* EXCERPT TO READ
According to a CyberScoop report, the FBI has been quietly meeting with companies to warn them of the threat posed by Russian security firm Kaspersky:
The briefings are one part of an escalating conflict between the U.S. government and Kaspersky amid long-running suspicions among U.S. intelligence officials that Russian spy agencies use the company as an intelligence-gathering tool of global proportions.
The FBI’s goal is to have U.S. firms push Kaspersky out of their systems as soon as possible or refrain from using them in new products or other efforts, the current and former officials say.
The FBI’s counterintelligence section has been giving briefings since beginning of the year on a priority basis, prioritizing companies in the energy sector and those that use industrial control (ICS) and Supervisory Control and Data Acquisition (SCADA) systems.
The continuing rumblings from US intelligence agencies about whether Kaspersky products can be trusted, implying possible collusion with the Russian government, is more than a headache for the security firm. It’s a direct challenge to Kaspersky’s attempt to grow its American marketshare.
Kaspersky has said the allegations are baseless, and founder Eugene Kaspersky has offered to let the US government examine his product’s source code.
The problem for Kaspersky is that rumours can cause damage, even if nobody ever comes up with any actual evidence of wrongdoing. Some of the rumours have verged on the absurd, attempting to link Eugene Kaspersky’s sauna visits to secret meetings with FSB agents.

* INFORMATION GIVEN
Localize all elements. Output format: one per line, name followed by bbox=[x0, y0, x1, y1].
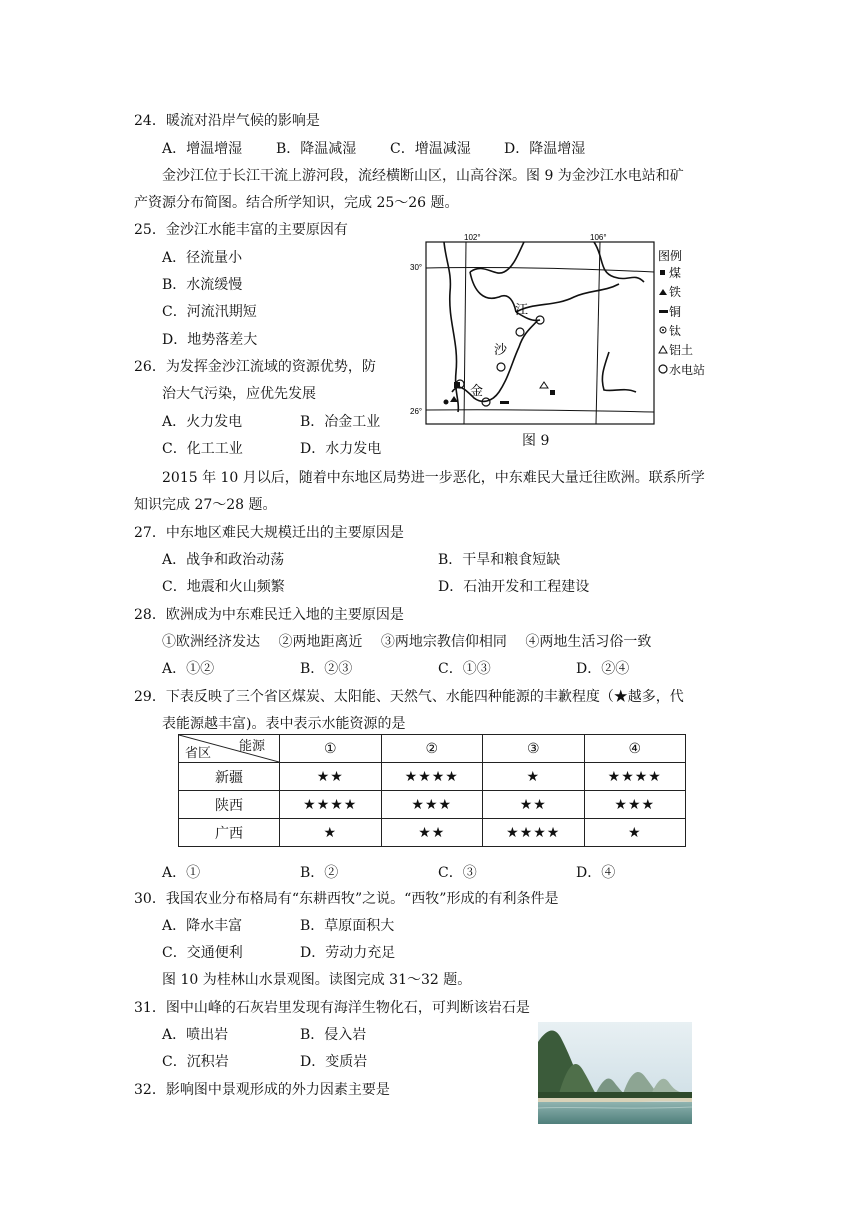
river-char-jiang: 江 bbox=[515, 302, 529, 317]
q28-option-a[interactable]: A．①② bbox=[162, 661, 215, 677]
q31-option-a[interactable]: A．喷出岩 bbox=[162, 1027, 229, 1043]
q27-option-b[interactable]: B．干旱和粮食短缺 bbox=[438, 552, 561, 568]
table-cell: ★★★★ bbox=[483, 819, 585, 847]
corner-label-province: 省区 bbox=[185, 746, 212, 761]
q29-option-b[interactable]: B．② bbox=[300, 865, 339, 881]
row-label-guangxi: 广西 bbox=[179, 819, 280, 847]
table-cell: ★★ bbox=[381, 819, 483, 847]
q24-option-c[interactable]: C．增温减湿 bbox=[390, 141, 471, 157]
table-cell: ★★★ bbox=[381, 791, 483, 819]
col-header-2: ② bbox=[381, 735, 483, 763]
q32-stem: 32．影响图中景观形成的外力因素主要是 bbox=[134, 1082, 390, 1098]
table-cell: ★★ bbox=[483, 791, 585, 819]
intro-31-32: 图 10 为桂林山水景观图。读图完成 31～32 题。 bbox=[162, 972, 472, 988]
bauxite-icon bbox=[659, 346, 667, 353]
table-cell: ★ bbox=[280, 819, 382, 847]
q28-option-d[interactable]: D．②④ bbox=[576, 661, 630, 677]
q29-option-a[interactable]: A．① bbox=[162, 865, 201, 881]
q25-option-d[interactable]: D．地势落差大 bbox=[162, 332, 258, 348]
q24-option-a[interactable]: A．增温增湿 bbox=[162, 141, 243, 157]
legend-titanium: 钛 bbox=[669, 324, 682, 338]
q27-option-c[interactable]: C．地震和火山频繁 bbox=[162, 579, 285, 595]
q26-stem-line1: 26．为发挥金沙江流域的资源优势，防 bbox=[134, 359, 376, 375]
row-label-shaanxi: 陕西 bbox=[179, 791, 280, 819]
q29-option-c[interactable]: C．③ bbox=[438, 865, 477, 881]
lat-label-26: 26° bbox=[410, 407, 423, 416]
iron-icon bbox=[659, 289, 667, 295]
lon-label-102: 102° bbox=[464, 233, 481, 242]
q30-option-a[interactable]: A．降水丰富 bbox=[162, 918, 243, 934]
q26-option-d[interactable]: D．水力发电 bbox=[300, 441, 382, 457]
q29-stem-line2: 表能源越丰富)。表中表示水能资源的是 bbox=[162, 716, 406, 732]
guilin-landscape-photo bbox=[538, 1022, 692, 1124]
q26-option-c[interactable]: C．化工工业 bbox=[162, 441, 243, 457]
hydropower-icon bbox=[659, 365, 667, 373]
q27-stem: 27．中东地区难民大规模迁出的主要原因是 bbox=[134, 525, 404, 541]
q25-option-b[interactable]: B．水流缓慢 bbox=[162, 277, 243, 293]
intro-27-28-line2: 知识完成 27～28 题。 bbox=[134, 497, 277, 513]
table-cell: ★★★★ bbox=[280, 791, 382, 819]
table-header-row bbox=[179, 735, 686, 763]
q25-stem: 25．金沙江水能丰富的主要原因有 bbox=[134, 222, 348, 238]
q24-option-d[interactable]: D．降温增湿 bbox=[504, 141, 586, 157]
q28-option-c[interactable]: C．①③ bbox=[438, 661, 491, 677]
q30-option-c[interactable]: C．交通便利 bbox=[162, 945, 243, 961]
table-cell: ★ bbox=[483, 763, 585, 791]
coal-icon bbox=[660, 270, 665, 275]
legend-iron: 铁 bbox=[669, 285, 682, 299]
q27-option-a[interactable]: A．战争和政治动荡 bbox=[162, 552, 285, 568]
col-header-3: ③ bbox=[483, 735, 585, 763]
q31-stem: 31．图中山峰的石灰岩里发现有海洋生物化石，可判断该岩石是 bbox=[134, 1000, 530, 1016]
q30-stem: 30．我国农业分布格局有“东耕西牧”之说。“西牧”形成的有利条件是 bbox=[134, 891, 559, 907]
legend-coal: 煤 bbox=[669, 266, 682, 280]
intro-25-26-line2: 产资源分布简图。结合所学知识，完成 25～26 题。 bbox=[134, 195, 459, 211]
q25-option-a[interactable]: A．径流量小 bbox=[162, 250, 243, 266]
table-row bbox=[179, 763, 686, 791]
jinsha-river-map bbox=[404, 232, 714, 432]
table-cell: ★★ bbox=[280, 763, 382, 791]
copper-icon bbox=[659, 310, 668, 313]
energy-table bbox=[178, 734, 686, 847]
q29-stem-line1: 29．下表反映了三个省区煤炭、太阳能、天然气、水能四种能源的丰歉程度（★越多，代 bbox=[134, 689, 684, 705]
river-char-sha: 沙 bbox=[494, 342, 508, 357]
table-cell: ★ bbox=[584, 819, 686, 847]
q31-option-b[interactable]: B．侵入岩 bbox=[300, 1027, 367, 1043]
table-row bbox=[179, 819, 686, 847]
table-cell: ★★★★ bbox=[584, 763, 686, 791]
map-caption: 图 9 bbox=[522, 433, 550, 449]
q26-option-b[interactable]: B．冶金工业 bbox=[300, 414, 381, 430]
q24-option-b[interactable]: B．降温减湿 bbox=[276, 141, 357, 157]
q27-option-d[interactable]: D．石油开发和工程建设 bbox=[438, 579, 590, 595]
q30-option-d[interactable]: D．劳动力充足 bbox=[300, 945, 396, 961]
legend-bauxite: 铝土 bbox=[669, 343, 694, 357]
legend-title: 图例 bbox=[658, 249, 683, 263]
legend-copper: 铜 bbox=[669, 305, 682, 319]
table-cell: ★★★ bbox=[584, 791, 686, 819]
lat-label-30: 30° bbox=[410, 263, 423, 272]
table-corner bbox=[179, 735, 280, 763]
q31-option-c[interactable]: C．沉积岩 bbox=[162, 1054, 229, 1070]
q29-option-d[interactable]: D．④ bbox=[576, 865, 616, 881]
q26-option-a[interactable]: A．火力发电 bbox=[162, 414, 243, 430]
legend-hydropower: 水电站 bbox=[669, 363, 706, 377]
q28-stem: 28．欧洲成为中东难民迁入地的主要原因是 bbox=[134, 607, 404, 623]
table-row bbox=[179, 791, 686, 819]
lon-label-106: 106° bbox=[590, 233, 607, 242]
corner-label-energy: 能源 bbox=[238, 739, 265, 754]
q24-stem: 24．暖流对沿岸气候的影响是 bbox=[134, 113, 320, 129]
q26-stem-line2: 治大气污染，应优先发展 bbox=[162, 386, 316, 402]
row-label-xinjiang: 新疆 bbox=[179, 763, 280, 791]
q28-statements: ①欧洲经济发达 ②两地距离近 ③两地宗教信仰相同 ④两地生活习俗一致 bbox=[162, 634, 652, 650]
col-header-4: ④ bbox=[584, 735, 686, 763]
q28-option-b[interactable]: B．②③ bbox=[300, 661, 353, 677]
intro-25-26-line1: 金沙江位于长江干流上游河段，流经横断山区，山高谷深。图 9 为金沙江水电站和矿 bbox=[162, 168, 684, 184]
q25-option-c[interactable]: C．河流汛期短 bbox=[162, 304, 257, 320]
river-char-jin: 金 bbox=[470, 383, 484, 398]
col-header-1: ① bbox=[280, 735, 382, 763]
table-cell: ★★★★ bbox=[381, 763, 483, 791]
q30-option-b[interactable]: B．草原面积大 bbox=[300, 918, 395, 934]
q31-option-d[interactable]: D．变质岩 bbox=[300, 1054, 368, 1070]
intro-27-28-line1: 2015 年 10 月以后，随着中东地区局势进一步恶化，中东难民大量迁往欧洲。联系所学 bbox=[162, 470, 705, 486]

* INSTRUCTION 1
Name every organization that the Kaspersky article mentions by name (company, publication, or agency). Leave out general references such as "U.S. government" or "Russian spy agencies."
* INSTRUCTION 2
Set down the passage of the Kaspersky article starting at "According to a" and ending at "of global proportions.", word for word.
* INSTRUCTION 3
Answer these questions using the Kaspersky article.
(a) Since when has the FBI's counterintelligence section been giving the briefings?
(b) Which companies get priority for these briefings?
(c) What has founder Eugene Kaspersky offered the US government?

* RESULT 1
CyberScoop, FBI, Kaspersky, FSB

* RESULT 2
According to a CyberScoop report, the FBI has been quietly meeting with companies to warn them of the threat posed by Russian security firm Kaspersky:
The briefings are one part of an escalating conflict between the U.S. government and Kaspersky amid long-running suspicions among U.S. intelligence officials that Russian spy agencies use the company as an intelligence-gathering tool of global proportions.

* RESULT 3
(a) Since the beginning of the year.
(b) Companies in the energy sector and those that use industrial control (ICS) and Supervisory Control and Data Acquisition (SCADA) systems.
(c) To let it examine his product's source code.